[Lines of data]
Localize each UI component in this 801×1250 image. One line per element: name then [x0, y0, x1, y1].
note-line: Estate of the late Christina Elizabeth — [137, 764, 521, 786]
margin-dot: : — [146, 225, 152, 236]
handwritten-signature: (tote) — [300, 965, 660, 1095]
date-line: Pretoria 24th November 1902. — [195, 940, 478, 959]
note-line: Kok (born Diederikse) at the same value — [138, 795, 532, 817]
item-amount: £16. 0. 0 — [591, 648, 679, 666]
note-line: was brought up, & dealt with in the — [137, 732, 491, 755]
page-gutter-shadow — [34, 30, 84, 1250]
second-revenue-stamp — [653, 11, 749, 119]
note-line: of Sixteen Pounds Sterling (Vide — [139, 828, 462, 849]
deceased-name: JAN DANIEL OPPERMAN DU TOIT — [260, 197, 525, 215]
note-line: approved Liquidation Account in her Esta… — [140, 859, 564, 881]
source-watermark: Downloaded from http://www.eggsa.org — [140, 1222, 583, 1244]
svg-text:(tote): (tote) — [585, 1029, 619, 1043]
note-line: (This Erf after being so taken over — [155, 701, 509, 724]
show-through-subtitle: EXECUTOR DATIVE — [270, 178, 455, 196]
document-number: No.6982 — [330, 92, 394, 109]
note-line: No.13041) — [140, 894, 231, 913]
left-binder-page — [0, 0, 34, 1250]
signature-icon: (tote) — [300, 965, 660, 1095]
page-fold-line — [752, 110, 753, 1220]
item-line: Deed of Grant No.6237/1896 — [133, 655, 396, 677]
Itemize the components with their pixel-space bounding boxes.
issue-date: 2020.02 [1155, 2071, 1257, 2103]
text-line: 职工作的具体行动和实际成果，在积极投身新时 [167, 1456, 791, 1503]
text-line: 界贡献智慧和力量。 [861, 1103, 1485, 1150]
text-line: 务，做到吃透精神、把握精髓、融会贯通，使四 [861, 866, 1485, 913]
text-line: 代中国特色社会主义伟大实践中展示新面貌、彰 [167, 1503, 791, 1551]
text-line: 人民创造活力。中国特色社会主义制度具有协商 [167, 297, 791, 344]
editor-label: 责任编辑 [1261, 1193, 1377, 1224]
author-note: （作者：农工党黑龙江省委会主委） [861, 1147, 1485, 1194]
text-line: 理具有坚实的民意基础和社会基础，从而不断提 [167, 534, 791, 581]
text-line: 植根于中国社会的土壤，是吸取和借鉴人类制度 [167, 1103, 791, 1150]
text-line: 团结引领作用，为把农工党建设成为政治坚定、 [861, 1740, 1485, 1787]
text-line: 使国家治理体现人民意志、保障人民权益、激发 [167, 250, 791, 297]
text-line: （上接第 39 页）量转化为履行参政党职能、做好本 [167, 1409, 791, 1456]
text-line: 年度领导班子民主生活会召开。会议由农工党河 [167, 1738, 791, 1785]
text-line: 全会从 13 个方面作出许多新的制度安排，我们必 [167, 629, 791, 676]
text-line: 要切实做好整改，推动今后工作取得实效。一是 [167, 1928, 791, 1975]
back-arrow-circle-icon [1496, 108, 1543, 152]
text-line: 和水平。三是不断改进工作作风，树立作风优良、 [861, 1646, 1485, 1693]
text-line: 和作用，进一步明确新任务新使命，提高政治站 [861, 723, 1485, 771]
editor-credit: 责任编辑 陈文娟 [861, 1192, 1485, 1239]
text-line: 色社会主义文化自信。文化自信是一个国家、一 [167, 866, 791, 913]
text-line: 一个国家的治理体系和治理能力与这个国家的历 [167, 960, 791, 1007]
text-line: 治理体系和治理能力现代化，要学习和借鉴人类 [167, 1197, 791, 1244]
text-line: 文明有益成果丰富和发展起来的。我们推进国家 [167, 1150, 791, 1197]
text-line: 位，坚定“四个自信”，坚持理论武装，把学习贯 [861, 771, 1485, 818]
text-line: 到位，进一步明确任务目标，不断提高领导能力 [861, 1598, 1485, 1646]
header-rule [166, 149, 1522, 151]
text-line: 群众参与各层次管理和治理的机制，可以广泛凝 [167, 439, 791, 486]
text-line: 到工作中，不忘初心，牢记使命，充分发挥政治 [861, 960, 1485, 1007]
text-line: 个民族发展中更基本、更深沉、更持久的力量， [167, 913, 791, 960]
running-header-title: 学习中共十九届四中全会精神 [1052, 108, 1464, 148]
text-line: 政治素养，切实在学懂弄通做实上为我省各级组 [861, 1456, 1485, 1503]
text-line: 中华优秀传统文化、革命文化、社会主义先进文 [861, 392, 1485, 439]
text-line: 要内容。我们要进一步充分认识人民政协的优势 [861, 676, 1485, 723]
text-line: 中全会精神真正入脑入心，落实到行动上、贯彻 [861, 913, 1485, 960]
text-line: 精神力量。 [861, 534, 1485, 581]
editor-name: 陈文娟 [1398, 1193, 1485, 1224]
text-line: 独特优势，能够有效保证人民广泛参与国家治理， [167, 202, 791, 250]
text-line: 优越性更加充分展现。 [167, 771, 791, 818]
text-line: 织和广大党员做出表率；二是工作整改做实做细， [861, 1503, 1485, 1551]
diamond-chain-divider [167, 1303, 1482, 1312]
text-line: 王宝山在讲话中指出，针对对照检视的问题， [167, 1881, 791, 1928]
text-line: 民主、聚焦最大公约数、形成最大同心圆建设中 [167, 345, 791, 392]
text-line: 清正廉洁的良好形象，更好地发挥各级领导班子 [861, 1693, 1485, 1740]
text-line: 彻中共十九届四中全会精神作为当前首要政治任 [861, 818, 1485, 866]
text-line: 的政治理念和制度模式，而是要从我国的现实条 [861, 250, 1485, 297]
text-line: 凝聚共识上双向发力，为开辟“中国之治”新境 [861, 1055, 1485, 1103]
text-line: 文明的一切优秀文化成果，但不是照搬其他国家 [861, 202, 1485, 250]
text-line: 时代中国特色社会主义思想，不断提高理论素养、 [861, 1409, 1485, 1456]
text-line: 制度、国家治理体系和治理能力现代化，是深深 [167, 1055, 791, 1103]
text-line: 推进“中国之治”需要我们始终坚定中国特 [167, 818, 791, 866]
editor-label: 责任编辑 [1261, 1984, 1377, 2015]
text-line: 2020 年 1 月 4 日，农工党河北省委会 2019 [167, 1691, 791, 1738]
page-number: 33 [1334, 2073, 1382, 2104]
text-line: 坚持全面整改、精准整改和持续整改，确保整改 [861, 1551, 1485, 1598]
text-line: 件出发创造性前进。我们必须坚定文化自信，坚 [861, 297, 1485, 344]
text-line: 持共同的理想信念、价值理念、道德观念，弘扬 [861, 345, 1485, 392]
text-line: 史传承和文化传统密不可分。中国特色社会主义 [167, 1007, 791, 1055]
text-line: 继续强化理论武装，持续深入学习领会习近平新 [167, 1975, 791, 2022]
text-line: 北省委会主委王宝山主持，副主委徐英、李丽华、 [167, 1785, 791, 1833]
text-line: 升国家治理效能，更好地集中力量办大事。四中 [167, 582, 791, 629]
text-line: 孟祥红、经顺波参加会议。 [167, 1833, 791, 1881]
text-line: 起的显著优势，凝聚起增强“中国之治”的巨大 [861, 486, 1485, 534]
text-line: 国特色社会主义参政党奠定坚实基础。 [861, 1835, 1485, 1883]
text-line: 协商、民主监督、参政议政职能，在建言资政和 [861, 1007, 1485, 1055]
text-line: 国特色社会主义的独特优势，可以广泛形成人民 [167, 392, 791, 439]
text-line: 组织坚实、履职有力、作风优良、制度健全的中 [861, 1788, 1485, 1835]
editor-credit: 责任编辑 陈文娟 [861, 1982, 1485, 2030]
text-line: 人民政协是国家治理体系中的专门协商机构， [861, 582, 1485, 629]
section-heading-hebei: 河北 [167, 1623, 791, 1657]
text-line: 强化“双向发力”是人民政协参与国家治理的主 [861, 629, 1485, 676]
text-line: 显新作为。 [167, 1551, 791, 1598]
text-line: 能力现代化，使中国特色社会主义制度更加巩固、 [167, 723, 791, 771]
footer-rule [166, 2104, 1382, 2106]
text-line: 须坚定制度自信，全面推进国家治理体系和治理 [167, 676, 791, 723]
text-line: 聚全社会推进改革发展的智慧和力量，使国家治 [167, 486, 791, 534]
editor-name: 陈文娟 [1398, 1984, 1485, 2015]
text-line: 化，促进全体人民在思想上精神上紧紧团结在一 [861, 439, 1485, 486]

## What is needed
Copy the records from the first line through the line containing "note-line: was brought", swapping "Estate" for "Property" and leaving everything else unchanged.

## Reply
Localize each UI component in this 801×1250 image. One line per element: name then [x0, y0, x1, y1].
note-line: Property of the late Christina Elizabeth — [137, 764, 521, 786]
margin-dot: : — [146, 225, 152, 236]
handwritten-signature: (tote) — [300, 965, 660, 1095]
date-line: Pretoria 24th November 1902. — [195, 940, 478, 959]
note-line: Kok (born Diederikse) at the same value — [138, 795, 532, 817]
item-amount: £16. 0. 0 — [591, 648, 679, 666]
note-line: was brought up, & dealt with in the — [137, 732, 491, 755]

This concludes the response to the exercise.